* _Data in this exercise_:
--------

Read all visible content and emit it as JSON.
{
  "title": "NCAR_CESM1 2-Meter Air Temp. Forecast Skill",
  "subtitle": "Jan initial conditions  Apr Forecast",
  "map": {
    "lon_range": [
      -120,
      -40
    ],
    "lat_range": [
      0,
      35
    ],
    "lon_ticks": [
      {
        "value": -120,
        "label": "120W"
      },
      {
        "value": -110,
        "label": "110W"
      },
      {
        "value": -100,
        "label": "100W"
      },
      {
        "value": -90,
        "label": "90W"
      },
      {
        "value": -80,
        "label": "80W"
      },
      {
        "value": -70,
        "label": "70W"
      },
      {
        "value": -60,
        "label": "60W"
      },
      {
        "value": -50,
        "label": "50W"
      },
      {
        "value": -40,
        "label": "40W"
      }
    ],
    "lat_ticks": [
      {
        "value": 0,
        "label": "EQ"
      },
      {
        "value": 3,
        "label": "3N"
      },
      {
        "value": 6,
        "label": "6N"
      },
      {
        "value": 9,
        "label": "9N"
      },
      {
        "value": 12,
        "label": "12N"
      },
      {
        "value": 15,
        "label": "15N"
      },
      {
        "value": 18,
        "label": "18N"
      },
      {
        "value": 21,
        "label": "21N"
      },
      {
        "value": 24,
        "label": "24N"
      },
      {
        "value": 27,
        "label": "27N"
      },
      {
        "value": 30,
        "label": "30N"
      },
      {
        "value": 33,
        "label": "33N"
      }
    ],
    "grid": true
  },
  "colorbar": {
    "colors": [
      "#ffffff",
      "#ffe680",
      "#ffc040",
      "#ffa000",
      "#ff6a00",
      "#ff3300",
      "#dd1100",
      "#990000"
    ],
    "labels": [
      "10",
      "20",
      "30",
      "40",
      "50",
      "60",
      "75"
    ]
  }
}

--------

Word for word, write out all of the data above.

* _Result of this task_:
Read all visible content and emit it as JSON.
{
  "title": "NCAR_CESM1 2-Meter Air Temp. Forecast Skill",
  "subtitle": "Jan initial conditions  Apr Forecast",
  "map": {
    "lon_range": [
      -120,
      -40
    ],
    "lat_range": [
      0,
      35
    ],
    "lon_ticks": [
      {
        "value": -120,
        "label": "120W"
      },
      {
        "value": -110,
        "label": "110W"
      },
      {
        "value": -100,
        "label": "100W"
      },
      {
        "value": -90,
        "label": "90W"
      },
      {
        "value": -80,
        "label": "80W"
      },
      {
        "value": -70,
        "label": "70W"
      },
      {
        "value": -60,
        "label": "60W"
      },
      {
        "value": -50,
        "label": "50W"
      },
      {
        "value": -40,
        "label": "40W"
      }
    ],
    "lat_ticks": [
      {
        "value": 0,
        "label": "EQ"
      },
      {
        "value": 3,
        "label": "3N"
      },
      {
        "value": 6,
        "label": "6N"
      },
      {
        "value": 9,
        "label": "9N"
      },
      {
        "value": 12,
        "label": "12N"
      },
      {
        "value": 15,
        "label": "15N"
      },
      {
        "value": 18,
        "label": "18N"
      },
      {
        "value": 21,
        "label": "21N"
      },
      {
        "value": 24,
        "label": "24N"
      },
      {
        "value": 27,
        "label": "27N"
      },
      {
        "value": 30,
        "label": "30N"
      },
      {
        "value": 33,
        "label": "33N"
      }
    ],
    "grid": true
  },
  "colorbar": {
    "colors": [
      "#ffffff",
      "#ffe680",
      "#ffc040",
      "#ffa000",
      "#ff6a00",
      "#ff3300",
      "#dd1100",
      "#990000"
    ],
    "labels": [
      "10",
      "20",
      "30",
      "40",
      "50",
      "60",
      "75"
    ]
  }
}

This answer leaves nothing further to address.